- EXCERPT:
Begin
Saturday, October 29, 2005

Im the shit and I eat it too....

Weds. night I did a show at a room in Essex Co. NJ. It was my kind of room. It was a bunch of good hard working middle class rowdy rude New Jerseyains. I had gotten the gig from a strong recommendation from a fellow comedian who has played the room before. I love NJ rooms I did my first paid gig at Porkeys in Byram and worked my favorite NJ room for J&J comedy at the Woodbridge Sheraton...on Sat nights. There is an ease to these rooms for me. First off it is a paying audience that knows its not in NY...they aren't expecting to see Jerry Seinfeld or Jim Norton....depending on their tastes. They are open to the funny.

The show has a wild format...2 brand new comics go on right after the MC.. In a portion they call Digging for gold. These are raw and freshly hatched kids. One comic really showed the crowd a decent set...he opened with a call back to the MC's biggest joke and they loved him for it. It showed he could think on his feet and be funny . The second comic is a kid you have to love for his heart and determination alone. He struggled a bit but I think he can if he sticks with this find his voice and potential. Then there was a 10 minute break and the show began. During the break the two seasoned comics were to give our thoughts to the 2 newbies one at a time. That I was considered by the fact that I was a feature for the night a seasoned comic was unreal to me. I gave the fist comic some advice about finding stage time and asked him how long he had been at this. I repeated all the good advice I was given at the start. The second comic I did the same and also told him that he needed to be more personal in his material. He was hitting on some topics that are tread worn and I think he needed to impart a bit more of his own point of view into his set. Everything I said I also needed to hear myself. The fundamentals of this thing we do are pretty basic. Stage time, Stage time and more Stage time. Keeping it more personal helps you to develop your own voice and saves you the time of rewriting constantly a new set when your mostly topical. I was truly impressed at the spark in both their eyes. Those early days are so nerve wracking. A kind word goes a long way.
End
- SUPPLIED INFORMATION:
Begin
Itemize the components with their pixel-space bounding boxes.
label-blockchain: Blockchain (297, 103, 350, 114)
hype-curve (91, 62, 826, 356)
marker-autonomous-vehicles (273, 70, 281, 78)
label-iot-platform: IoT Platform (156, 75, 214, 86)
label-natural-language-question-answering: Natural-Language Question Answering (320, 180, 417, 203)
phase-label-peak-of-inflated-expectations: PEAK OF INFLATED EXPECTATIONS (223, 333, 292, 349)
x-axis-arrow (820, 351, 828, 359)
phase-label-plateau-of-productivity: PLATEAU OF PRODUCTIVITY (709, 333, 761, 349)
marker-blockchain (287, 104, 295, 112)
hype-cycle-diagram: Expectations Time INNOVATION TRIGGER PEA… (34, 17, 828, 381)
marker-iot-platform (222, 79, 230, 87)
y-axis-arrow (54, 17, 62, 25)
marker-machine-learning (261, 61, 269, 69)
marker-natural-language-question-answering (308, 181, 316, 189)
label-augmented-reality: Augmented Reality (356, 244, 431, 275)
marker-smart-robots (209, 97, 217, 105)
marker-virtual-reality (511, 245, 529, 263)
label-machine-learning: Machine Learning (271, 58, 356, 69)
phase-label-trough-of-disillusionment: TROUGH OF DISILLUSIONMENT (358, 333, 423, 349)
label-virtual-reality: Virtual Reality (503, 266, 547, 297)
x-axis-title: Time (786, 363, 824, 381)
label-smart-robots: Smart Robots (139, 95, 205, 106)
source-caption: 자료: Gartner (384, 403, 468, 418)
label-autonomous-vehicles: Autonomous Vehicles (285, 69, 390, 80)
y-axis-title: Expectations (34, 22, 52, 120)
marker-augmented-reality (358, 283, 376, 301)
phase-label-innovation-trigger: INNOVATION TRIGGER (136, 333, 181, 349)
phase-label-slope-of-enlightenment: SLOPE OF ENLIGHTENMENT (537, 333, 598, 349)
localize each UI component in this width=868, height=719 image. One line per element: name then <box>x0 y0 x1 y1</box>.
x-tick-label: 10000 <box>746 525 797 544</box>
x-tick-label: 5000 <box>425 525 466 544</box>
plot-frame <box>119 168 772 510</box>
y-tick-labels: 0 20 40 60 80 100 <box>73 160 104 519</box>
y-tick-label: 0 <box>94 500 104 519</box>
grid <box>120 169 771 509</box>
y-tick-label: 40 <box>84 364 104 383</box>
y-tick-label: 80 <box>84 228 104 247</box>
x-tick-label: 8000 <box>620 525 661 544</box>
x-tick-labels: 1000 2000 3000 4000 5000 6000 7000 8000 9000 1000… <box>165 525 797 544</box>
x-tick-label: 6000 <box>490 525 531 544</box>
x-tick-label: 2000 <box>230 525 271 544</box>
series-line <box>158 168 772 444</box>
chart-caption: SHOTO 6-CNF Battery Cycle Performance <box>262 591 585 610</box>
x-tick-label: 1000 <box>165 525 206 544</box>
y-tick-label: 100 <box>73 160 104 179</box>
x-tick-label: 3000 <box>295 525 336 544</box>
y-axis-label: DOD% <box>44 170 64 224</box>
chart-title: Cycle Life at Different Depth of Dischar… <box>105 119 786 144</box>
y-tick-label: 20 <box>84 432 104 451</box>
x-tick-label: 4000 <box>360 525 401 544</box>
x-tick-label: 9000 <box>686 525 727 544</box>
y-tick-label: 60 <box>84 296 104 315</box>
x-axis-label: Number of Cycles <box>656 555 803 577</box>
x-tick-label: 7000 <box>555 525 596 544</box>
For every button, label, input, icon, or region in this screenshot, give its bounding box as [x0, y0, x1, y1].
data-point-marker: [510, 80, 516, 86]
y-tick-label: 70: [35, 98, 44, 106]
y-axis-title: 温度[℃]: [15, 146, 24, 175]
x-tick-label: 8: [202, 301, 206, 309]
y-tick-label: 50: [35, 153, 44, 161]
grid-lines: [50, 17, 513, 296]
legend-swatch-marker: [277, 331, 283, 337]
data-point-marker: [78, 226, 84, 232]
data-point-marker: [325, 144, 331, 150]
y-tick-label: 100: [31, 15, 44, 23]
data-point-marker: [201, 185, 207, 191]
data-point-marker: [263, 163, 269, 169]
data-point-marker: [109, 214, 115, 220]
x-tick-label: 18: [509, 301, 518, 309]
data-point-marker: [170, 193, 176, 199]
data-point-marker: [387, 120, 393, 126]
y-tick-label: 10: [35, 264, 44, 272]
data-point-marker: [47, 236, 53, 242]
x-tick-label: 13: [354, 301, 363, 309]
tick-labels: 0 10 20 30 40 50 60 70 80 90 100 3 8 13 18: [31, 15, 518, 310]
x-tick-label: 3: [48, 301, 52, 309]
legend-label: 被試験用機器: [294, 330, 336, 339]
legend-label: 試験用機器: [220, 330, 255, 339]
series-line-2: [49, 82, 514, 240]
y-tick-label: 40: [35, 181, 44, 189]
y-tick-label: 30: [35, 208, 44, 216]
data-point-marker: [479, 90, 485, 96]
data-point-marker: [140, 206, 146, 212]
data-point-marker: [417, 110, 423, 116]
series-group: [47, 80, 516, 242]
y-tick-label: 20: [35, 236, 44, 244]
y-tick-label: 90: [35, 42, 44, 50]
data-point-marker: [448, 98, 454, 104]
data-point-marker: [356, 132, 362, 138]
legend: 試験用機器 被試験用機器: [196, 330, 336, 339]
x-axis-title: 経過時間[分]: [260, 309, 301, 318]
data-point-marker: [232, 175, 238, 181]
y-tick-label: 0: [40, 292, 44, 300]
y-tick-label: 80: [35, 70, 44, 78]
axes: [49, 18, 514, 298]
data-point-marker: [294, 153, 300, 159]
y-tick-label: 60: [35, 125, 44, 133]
End
- REQUIRED ACTIONS:
1 - In the rows, everything from the first line down to the line containing "180, 417, 203)", swap "hype-curve" for "trend-curve" and give those lines back with nothing else changed.
2 - Continue the blog post about the New Jersey comedy show from where it stops.

- PER-TASK ANSWERS:
1 -
Itemize the components with their pixel-space bounding boxes.
label-blockchain: Blockchain (297, 103, 350, 114)
trend-curve (91, 62, 826, 356)
marker-autonomous-vehicles (273, 70, 281, 78)
label-iot-platform: IoT Platform (156, 75, 214, 86)
label-natural-language-question-answering: Natural-Language Question Answering (320, 180, 417, 203)

2 -
Then the break was over an it was my turn to take the stage. I was feeling off the entire day. My thoughts had been jangled and I cried for no reason during a commercial on TV that afternoon. It wasn't a Hallmark ad either. It was a diaper add Luvs. My daughter is in her freshman year at NYU and even though I see her once a week at least I miss her terribly. Uh Ho Hormones....what's the date.....I got big time PMS. So I get on stage and I'm holding a soda and a cigarette. I make an off the cuff remark about how nice it is to smoke indoors. I mention that I quit for 17 years and now that I'm back it has become an outdoor activity.... (like soccer) F. U. Mayor Blumberg. I have them. I do my standard opener and get an applause break. Oh shit I have them. I still feel off. This is where the 100's of shows and mic's pay off the set was on my hard drive of my brain. I try to stay tight and keep it slow and smooth. I do my 20 and I have KILLED. I'm thinking shit this was my "C" game. You should see me when I'm on my "A" game. The rest of the show was a blur. The headliner had a fantastic set and the booker and producers both were really happy and told me I would be booked again ASAP.....and I got paid. Lovely and it was only a half an hour away from my home. I love NJ.

The next night I was booked in the small room at NYCC. I didn't feel like making the long drive in but off I went. I went on just about 15 minutes after I got there. I followed my friend from Sal's Ryan Reese....and they loved him he had a very strong set from a very tied and worn out audience. I love seeing comics turn a room around...if only to prove that it can be done. I take to the stage and do almost the same set I did in NJ the night before .....shortened for NY stage time. I feel like I am on my "A" game. I deliver a decent set nothing more.....job done....no applause breaks I give myself a C. I feel shitty. Hey this isn't NJ the bar is higher. I worry that I will ever be good enough to turn a room around. Not yet it seems. I am no Ryan yet.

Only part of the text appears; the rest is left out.